— start of Dataset extract —

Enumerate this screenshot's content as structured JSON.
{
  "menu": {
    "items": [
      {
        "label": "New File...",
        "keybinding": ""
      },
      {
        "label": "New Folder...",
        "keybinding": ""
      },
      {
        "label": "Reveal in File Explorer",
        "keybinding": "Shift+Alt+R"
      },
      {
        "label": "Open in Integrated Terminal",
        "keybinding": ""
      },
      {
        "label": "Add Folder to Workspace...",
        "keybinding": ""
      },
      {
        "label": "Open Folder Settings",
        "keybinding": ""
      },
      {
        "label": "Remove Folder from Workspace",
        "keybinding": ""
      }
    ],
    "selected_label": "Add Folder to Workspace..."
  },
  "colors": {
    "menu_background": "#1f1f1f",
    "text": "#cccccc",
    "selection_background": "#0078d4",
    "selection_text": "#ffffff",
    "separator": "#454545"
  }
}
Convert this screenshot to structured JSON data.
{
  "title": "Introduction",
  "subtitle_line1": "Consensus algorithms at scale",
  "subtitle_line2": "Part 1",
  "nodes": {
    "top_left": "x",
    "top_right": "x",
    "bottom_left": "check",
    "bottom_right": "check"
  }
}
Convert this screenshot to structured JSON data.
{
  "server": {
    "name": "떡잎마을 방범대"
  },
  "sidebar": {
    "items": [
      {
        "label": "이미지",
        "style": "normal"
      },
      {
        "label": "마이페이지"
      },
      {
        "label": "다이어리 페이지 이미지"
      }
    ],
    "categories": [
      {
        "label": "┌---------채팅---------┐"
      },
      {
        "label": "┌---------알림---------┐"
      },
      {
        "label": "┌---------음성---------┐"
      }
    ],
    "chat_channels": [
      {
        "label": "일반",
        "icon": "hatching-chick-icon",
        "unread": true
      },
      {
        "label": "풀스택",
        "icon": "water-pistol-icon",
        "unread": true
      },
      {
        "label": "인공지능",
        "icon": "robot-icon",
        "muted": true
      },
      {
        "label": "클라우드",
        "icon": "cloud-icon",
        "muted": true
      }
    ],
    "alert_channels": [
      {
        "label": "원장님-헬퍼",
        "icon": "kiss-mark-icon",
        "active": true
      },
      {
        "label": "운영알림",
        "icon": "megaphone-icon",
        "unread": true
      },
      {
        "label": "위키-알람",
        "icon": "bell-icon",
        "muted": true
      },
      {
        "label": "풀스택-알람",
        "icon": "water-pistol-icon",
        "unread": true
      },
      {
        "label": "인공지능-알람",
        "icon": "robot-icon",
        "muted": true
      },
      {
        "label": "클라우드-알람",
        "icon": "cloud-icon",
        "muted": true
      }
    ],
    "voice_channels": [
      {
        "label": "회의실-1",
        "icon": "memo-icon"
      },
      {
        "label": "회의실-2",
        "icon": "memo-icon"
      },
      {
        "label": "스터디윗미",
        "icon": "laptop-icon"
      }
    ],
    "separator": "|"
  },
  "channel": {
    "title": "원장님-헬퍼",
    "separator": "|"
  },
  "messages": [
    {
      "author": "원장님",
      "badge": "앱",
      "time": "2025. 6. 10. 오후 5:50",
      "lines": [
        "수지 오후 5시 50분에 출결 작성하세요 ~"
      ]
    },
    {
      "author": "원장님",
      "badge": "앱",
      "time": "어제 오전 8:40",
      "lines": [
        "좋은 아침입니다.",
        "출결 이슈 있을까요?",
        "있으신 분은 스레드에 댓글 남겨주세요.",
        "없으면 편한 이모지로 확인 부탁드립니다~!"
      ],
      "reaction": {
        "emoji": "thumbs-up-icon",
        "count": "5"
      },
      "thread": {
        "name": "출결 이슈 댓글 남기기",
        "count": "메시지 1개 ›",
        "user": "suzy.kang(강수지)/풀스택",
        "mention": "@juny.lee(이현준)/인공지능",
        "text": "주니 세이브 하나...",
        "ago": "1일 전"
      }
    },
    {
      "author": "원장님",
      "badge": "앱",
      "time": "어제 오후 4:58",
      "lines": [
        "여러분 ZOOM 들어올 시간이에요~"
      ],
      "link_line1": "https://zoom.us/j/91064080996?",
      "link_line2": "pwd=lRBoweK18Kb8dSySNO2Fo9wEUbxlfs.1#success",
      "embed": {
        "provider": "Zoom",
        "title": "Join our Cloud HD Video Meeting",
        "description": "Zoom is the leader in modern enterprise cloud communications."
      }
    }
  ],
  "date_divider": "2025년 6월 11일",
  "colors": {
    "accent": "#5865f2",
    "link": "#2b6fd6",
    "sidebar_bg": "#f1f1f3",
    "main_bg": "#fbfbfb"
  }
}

— end of Dataset extract —

▶ [Stated goal]: Transcribe all the entries, keeping each one exactly as it is.

▶ [Finished answer]:
Enumerate this screenshot's content as structured JSON.
{
  "menu": {
    "items": [
      {
        "label": "New File...",
        "keybinding": ""
      },
      {
        "label": "New Folder...",
        "keybinding": ""
      },
      {
        "label": "Reveal in File Explorer",
        "keybinding": "Shift+Alt+R"
      },
      {
        "label": "Open in Integrated Terminal",
        "keybinding": ""
      },
      {
        "label": "Add Folder to Workspace...",
        "keybinding": ""
      },
      {
        "label": "Open Folder Settings",
        "keybinding": ""
      },
      {
        "label": "Remove Folder from Workspace",
        "keybinding": ""
      }
    ],
    "selected_label": "Add Folder to Workspace..."
  },
  "colors": {
    "menu_background": "#1f1f1f",
    "text": "#cccccc",
    "selection_background": "#0078d4",
    "selection_text": "#ffffff",
    "separator": "#454545"
  }
}
Convert this screenshot to structured JSON data.
{
  "title": "Introduction",
  "subtitle_line1": "Consensus algorithms at scale",
  "subtitle_line2": "Part 1",
  "nodes": {
    "top_left": "x",
    "top_right": "x",
    "bottom_left": "check",
    "bottom_right": "check"
  }
}
Convert this screenshot to structured JSON data.
{
  "server": {
    "name": "떡잎마을 방범대"
  },
  "sidebar": {
    "items": [
      {
        "label": "이미지",
        "style": "normal"
      },
      {
        "label": "마이페이지"
      },
      {
        "label": "다이어리 페이지 이미지"
      }
    ],
    "categories": [
      {
        "label": "┌---------채팅---------┐"
      },
      {
        "label": "┌---------알림---------┐"
      },
      {
        "label": "┌---------음성---------┐"
      }
    ],
    "chat_channels": [
      {
        "label": "일반",
        "icon": "hatching-chick-icon",
        "unread": true
      },
      {
        "label": "풀스택",
        "icon": "water-pistol-icon",
        "unread": true
      },
      {
        "label": "인공지능",
        "icon": "robot-icon",
        "muted": true
      },
      {
        "label": "클라우드",
        "icon": "cloud-icon",
        "muted": true
      }
    ],
    "alert_channels": [
      {
        "label": "원장님-헬퍼",
        "icon": "kiss-mark-icon",
        "active": true
      },
      {
        "label": "운영알림",
        "icon": "megaphone-icon",
        "unread": true
      },
      {
        "label": "위키-알람",
        "icon": "bell-icon",
        "muted": true
      },
      {
        "label": "풀스택-알람",
        "icon": "water-pistol-icon",
        "unread": true
      },
      {
        "label": "인공지능-알람",
        "icon": "robot-icon",
        "muted": true
      },
      {
        "label": "클라우드-알람",
        "icon": "cloud-icon",
        "muted": true
      }
    ],
    "voice_channels": [
      {
        "label": "회의실-1",
        "icon": "memo-icon"
      },
      {
        "label": "회의실-2",
        "icon": "memo-icon"
      },
      {
        "label": "스터디윗미",
        "icon": "laptop-icon"
      }
    ],
    "separator": "|"
  },
  "channel": {
    "title": "원장님-헬퍼",
    "separator": "|"
  },
  "messages": [
    {
      "author": "원장님",
      "badge": "앱",
      "time": "2025. 6. 10. 오후 5:50",
      "lines": [
        "수지 오후 5시 50분에 출결 작성하세요 ~"
      ]
    },
    {
      "author": "원장님",
      "badge": "앱",
      "time": "어제 오전 8:40",
      "lines": [
        "좋은 아침입니다.",
        "출결 이슈 있을까요?",
        "있으신 분은 스레드에 댓글 남겨주세요.",
        "없으면 편한 이모지로 확인 부탁드립니다~!"
      ],
      "reaction": {
        "emoji": "thumbs-up-icon",
        "count": "5"
      },
      "thread": {
        "name": "출결 이슈 댓글 남기기",
        "count": "메시지 1개 ›",
        "user": "suzy.kang(강수지)/풀스택",
        "mention": "@juny.lee(이현준)/인공지능",
        "text": "주니 세이브 하나...",
        "ago": "1일 전"
      }
    },
    {
      "author": "원장님",
      "badge": "앱",
      "time": "어제 오후 4:58",
      "lines": [
        "여러분 ZOOM 들어올 시간이에요~"
      ],
      "link_line1": "https://zoom.us/j/91064080996?",
      "link_line2": "pwd=lRBoweK18Kb8dSySNO2Fo9wEUbxlfs.1#success",
      "embed": {
        "provider": "Zoom",
        "title": "Join our Cloud HD Video Meeting",
        "description": "Zoom is the leader in modern enterprise cloud communications."
      }
    }
  ],
  "date_divider": "2025년 6월 11일",
  "colors": {
    "accent": "#5865f2",
    "link": "#2b6fd6",
    "sidebar_bg": "#f1f1f3",
    "main_bg": "#fbfbfb"
  }
}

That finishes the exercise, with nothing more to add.